## Exercise inputs
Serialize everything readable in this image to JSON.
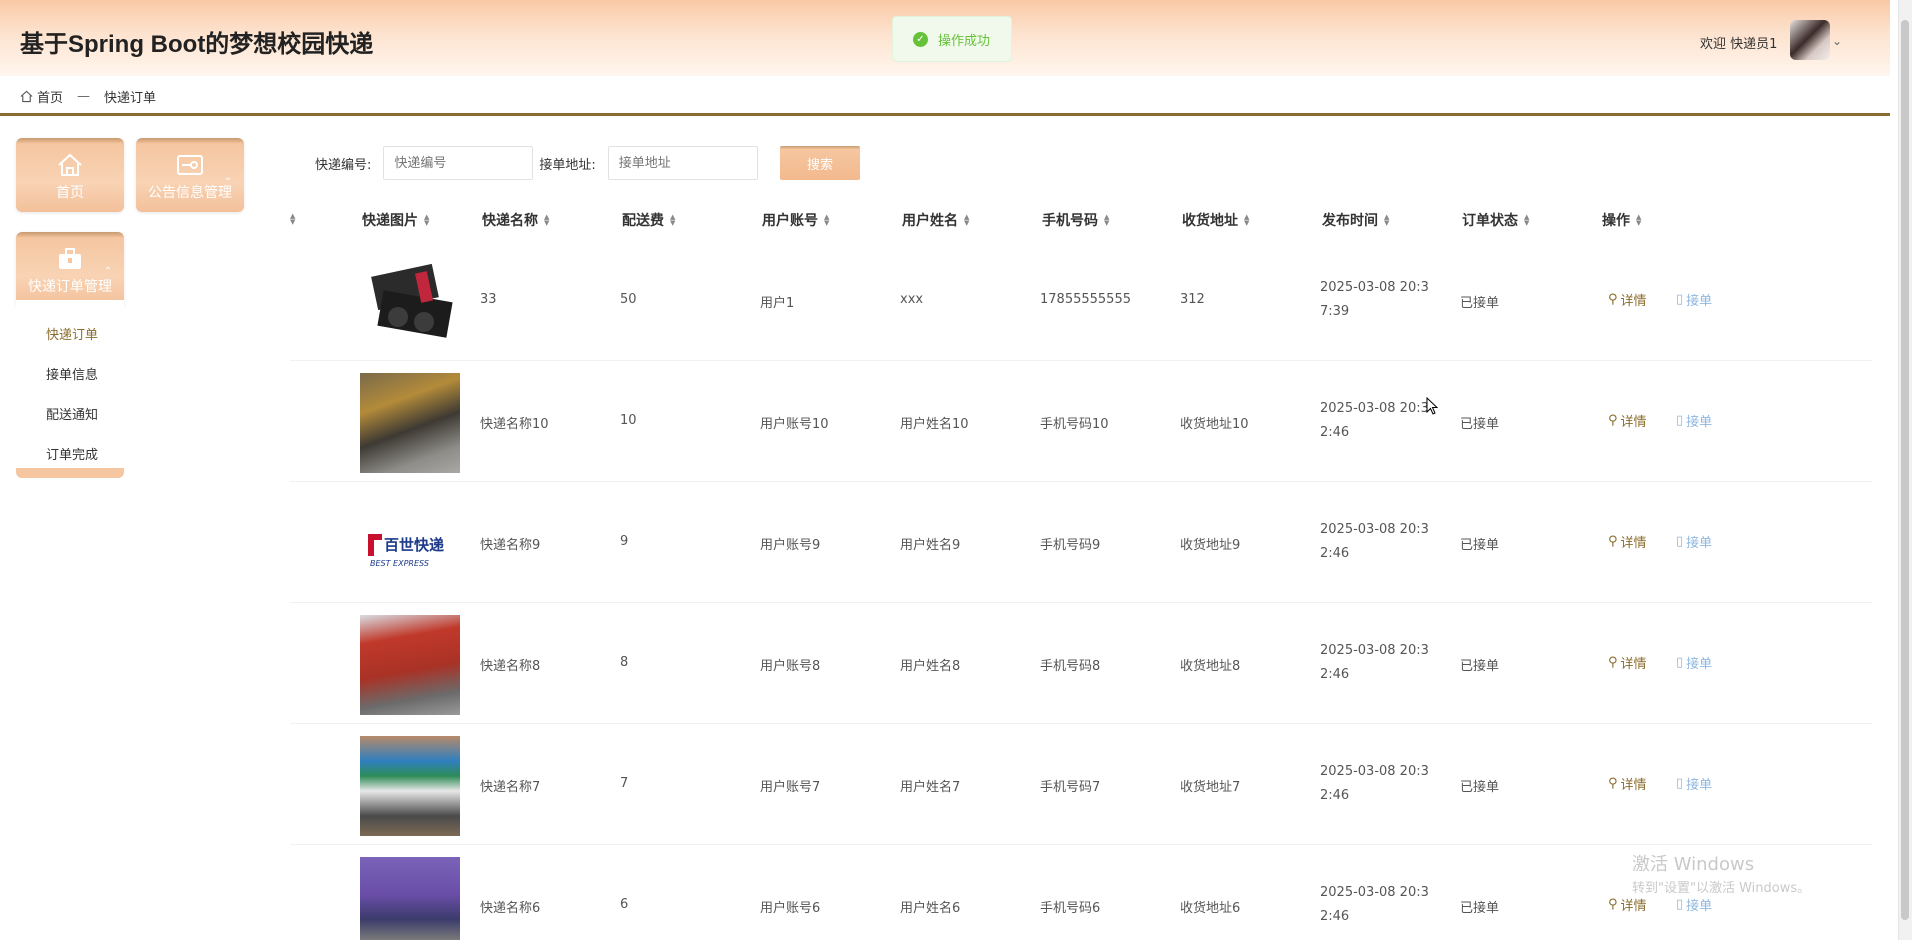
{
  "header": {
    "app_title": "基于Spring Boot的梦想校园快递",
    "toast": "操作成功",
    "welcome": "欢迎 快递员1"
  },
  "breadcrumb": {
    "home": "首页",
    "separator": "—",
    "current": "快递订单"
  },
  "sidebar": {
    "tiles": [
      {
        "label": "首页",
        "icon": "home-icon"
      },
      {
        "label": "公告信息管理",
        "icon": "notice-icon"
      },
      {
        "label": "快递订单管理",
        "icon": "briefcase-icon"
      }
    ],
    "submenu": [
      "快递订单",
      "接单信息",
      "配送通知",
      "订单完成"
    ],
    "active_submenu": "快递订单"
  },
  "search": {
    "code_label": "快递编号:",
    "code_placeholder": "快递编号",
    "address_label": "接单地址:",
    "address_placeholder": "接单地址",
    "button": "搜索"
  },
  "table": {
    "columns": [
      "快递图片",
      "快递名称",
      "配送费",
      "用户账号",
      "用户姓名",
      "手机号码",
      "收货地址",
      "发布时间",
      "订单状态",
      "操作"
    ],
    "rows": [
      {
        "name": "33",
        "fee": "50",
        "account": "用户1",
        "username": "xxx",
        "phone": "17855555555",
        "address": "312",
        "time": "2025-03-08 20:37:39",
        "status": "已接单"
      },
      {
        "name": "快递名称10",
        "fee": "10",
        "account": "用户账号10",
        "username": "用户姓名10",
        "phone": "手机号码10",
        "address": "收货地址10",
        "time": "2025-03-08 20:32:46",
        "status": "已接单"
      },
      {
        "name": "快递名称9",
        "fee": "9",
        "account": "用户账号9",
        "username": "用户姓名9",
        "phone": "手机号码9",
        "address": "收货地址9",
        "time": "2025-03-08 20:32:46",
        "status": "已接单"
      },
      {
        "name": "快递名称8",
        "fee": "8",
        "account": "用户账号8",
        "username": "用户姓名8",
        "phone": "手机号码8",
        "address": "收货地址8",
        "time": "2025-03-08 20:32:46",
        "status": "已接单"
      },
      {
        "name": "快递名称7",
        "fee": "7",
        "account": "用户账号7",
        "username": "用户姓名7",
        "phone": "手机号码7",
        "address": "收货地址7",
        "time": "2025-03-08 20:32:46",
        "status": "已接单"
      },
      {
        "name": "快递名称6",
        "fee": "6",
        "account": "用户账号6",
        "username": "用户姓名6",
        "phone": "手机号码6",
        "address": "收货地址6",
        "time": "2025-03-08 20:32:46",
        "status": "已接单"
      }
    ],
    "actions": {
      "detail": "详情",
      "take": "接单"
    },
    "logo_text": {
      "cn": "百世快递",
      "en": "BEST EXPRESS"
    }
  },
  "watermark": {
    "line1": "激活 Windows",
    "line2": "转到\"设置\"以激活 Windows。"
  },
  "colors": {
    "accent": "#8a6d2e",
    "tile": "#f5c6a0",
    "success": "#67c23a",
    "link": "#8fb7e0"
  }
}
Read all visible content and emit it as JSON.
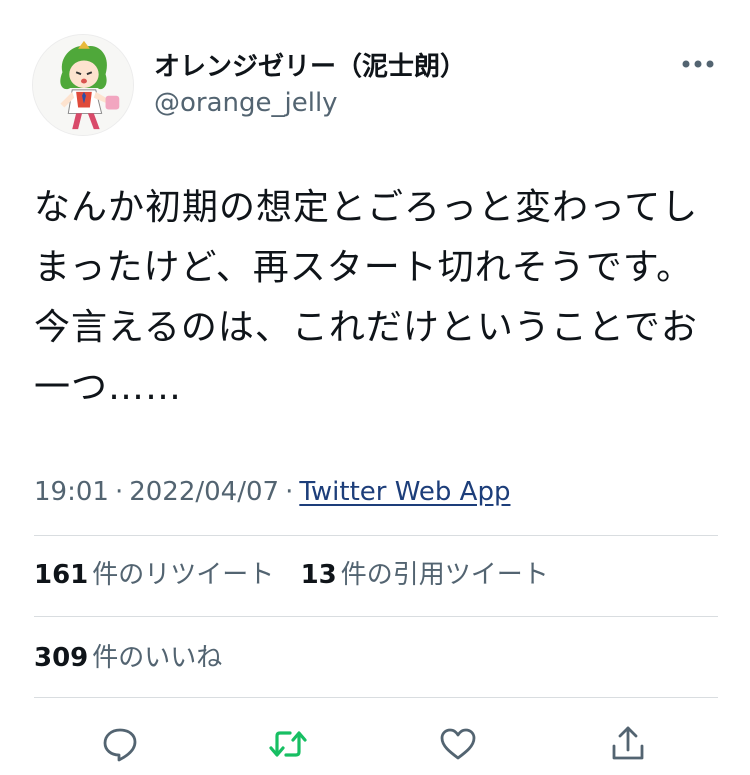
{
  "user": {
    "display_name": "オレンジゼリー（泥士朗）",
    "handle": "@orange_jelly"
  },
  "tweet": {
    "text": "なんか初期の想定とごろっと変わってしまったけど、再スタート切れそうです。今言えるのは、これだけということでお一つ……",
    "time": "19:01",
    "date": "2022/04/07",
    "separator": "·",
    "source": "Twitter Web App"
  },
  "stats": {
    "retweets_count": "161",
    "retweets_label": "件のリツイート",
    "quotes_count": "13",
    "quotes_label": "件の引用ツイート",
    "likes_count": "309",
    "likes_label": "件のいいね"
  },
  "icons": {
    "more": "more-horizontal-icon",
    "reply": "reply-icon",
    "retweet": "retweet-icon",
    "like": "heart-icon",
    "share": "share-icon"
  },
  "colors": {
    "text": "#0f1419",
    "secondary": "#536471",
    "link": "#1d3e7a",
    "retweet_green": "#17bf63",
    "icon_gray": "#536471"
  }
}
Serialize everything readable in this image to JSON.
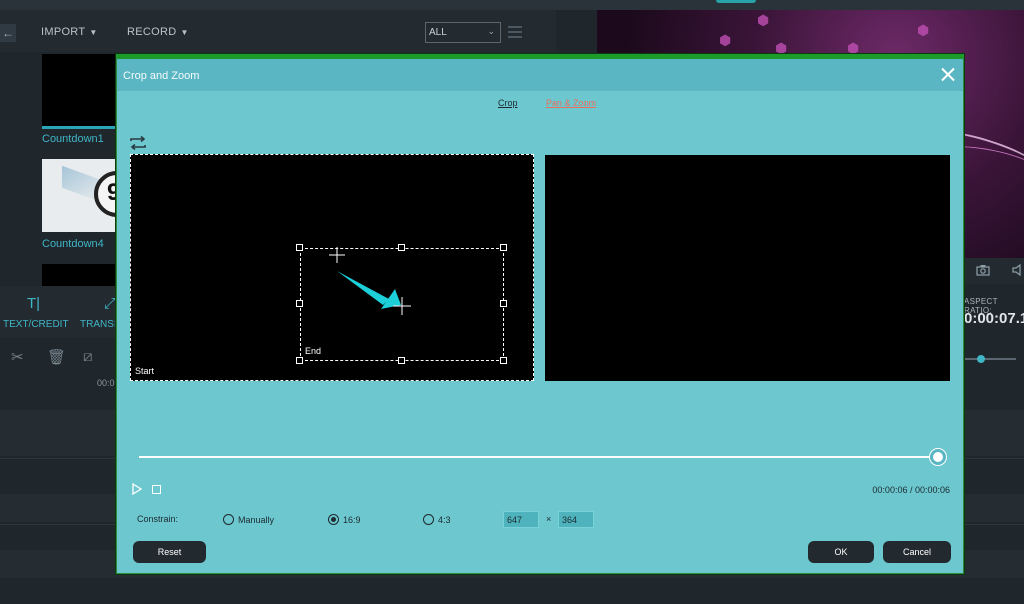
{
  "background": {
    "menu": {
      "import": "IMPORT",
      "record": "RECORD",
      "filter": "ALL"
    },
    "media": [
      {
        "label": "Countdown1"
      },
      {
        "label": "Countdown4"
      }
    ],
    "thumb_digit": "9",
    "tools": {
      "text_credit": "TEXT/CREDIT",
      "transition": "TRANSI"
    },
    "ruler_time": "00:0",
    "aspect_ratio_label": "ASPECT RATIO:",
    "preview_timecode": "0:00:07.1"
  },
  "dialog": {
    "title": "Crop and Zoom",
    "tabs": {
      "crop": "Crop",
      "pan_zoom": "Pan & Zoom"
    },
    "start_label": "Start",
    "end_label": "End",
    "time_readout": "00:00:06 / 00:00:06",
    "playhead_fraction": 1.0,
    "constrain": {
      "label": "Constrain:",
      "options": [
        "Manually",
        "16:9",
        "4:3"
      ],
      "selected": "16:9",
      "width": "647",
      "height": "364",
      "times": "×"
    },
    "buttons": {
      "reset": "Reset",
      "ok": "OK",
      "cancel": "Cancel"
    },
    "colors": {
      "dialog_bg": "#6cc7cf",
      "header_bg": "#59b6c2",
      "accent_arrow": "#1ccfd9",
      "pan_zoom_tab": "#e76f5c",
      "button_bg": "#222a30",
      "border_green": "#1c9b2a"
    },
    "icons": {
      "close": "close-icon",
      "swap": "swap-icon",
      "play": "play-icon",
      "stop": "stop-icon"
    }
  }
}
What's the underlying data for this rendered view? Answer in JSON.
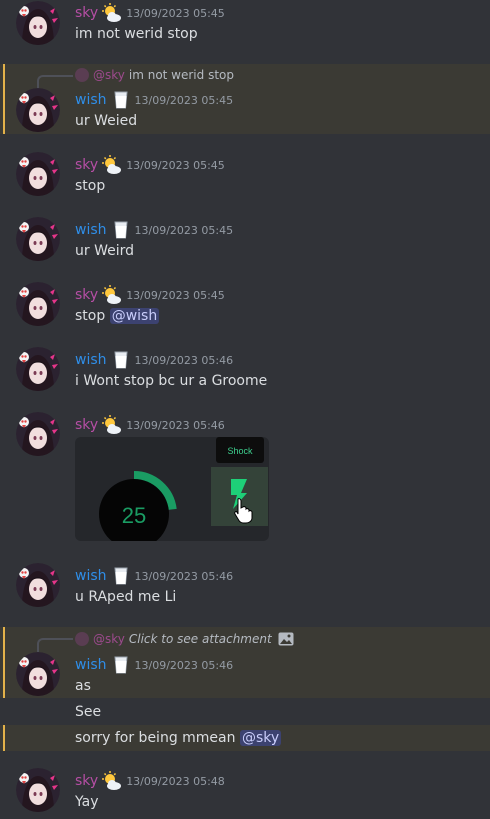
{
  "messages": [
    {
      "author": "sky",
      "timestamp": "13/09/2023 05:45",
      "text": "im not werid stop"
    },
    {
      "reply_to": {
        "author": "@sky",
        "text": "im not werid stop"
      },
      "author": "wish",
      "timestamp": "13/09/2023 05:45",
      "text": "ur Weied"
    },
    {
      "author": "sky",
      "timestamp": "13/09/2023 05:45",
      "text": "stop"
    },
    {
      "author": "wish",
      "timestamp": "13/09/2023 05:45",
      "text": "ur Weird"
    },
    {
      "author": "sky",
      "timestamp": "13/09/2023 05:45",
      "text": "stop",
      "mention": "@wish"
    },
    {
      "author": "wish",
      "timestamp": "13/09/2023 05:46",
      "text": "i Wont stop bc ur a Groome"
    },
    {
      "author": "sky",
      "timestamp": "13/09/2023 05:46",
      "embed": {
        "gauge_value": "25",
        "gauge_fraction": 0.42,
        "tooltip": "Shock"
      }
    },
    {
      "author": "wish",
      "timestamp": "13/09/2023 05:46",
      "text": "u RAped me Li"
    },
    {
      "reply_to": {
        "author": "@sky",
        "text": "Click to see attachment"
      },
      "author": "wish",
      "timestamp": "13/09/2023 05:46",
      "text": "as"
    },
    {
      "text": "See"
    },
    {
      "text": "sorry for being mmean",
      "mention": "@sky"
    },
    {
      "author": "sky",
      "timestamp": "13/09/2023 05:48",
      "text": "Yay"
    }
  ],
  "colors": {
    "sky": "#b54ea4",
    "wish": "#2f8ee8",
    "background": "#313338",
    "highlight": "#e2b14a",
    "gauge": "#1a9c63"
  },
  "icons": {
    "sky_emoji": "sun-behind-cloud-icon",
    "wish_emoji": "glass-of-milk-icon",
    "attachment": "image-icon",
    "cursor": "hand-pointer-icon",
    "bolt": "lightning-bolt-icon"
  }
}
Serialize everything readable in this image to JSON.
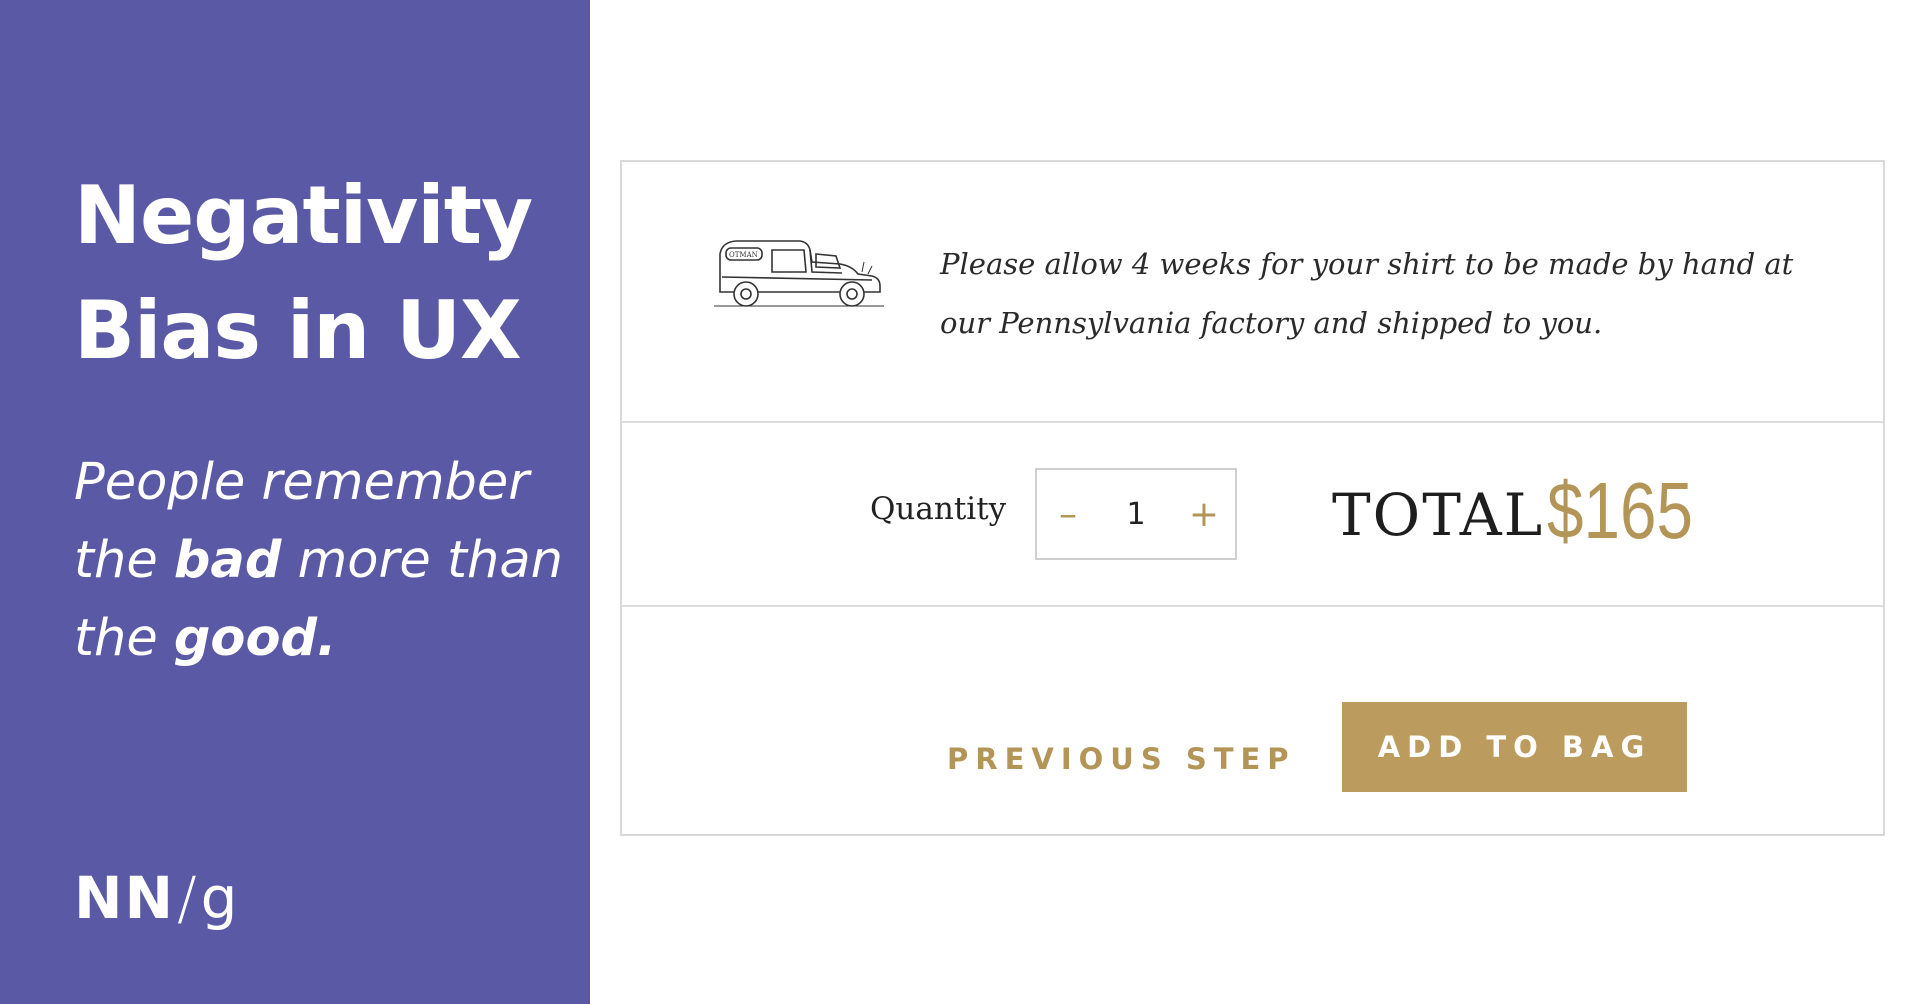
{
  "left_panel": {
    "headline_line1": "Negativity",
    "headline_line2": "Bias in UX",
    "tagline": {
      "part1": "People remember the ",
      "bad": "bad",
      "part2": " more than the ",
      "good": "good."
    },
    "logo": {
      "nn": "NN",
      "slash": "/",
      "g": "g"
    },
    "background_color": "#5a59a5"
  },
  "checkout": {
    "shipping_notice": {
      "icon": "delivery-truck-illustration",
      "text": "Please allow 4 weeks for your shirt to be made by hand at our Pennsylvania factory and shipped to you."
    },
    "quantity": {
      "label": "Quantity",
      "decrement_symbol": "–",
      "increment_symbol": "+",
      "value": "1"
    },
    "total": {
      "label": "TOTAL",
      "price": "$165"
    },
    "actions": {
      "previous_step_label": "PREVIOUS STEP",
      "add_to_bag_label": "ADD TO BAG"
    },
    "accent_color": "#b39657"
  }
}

## Short problem
Copy out every line in the listing where the word "Windows" appears.

## Completed exercise
    "line1": "激活 Windows",
    "line2": "转到\"设置\"以激活 Windows。"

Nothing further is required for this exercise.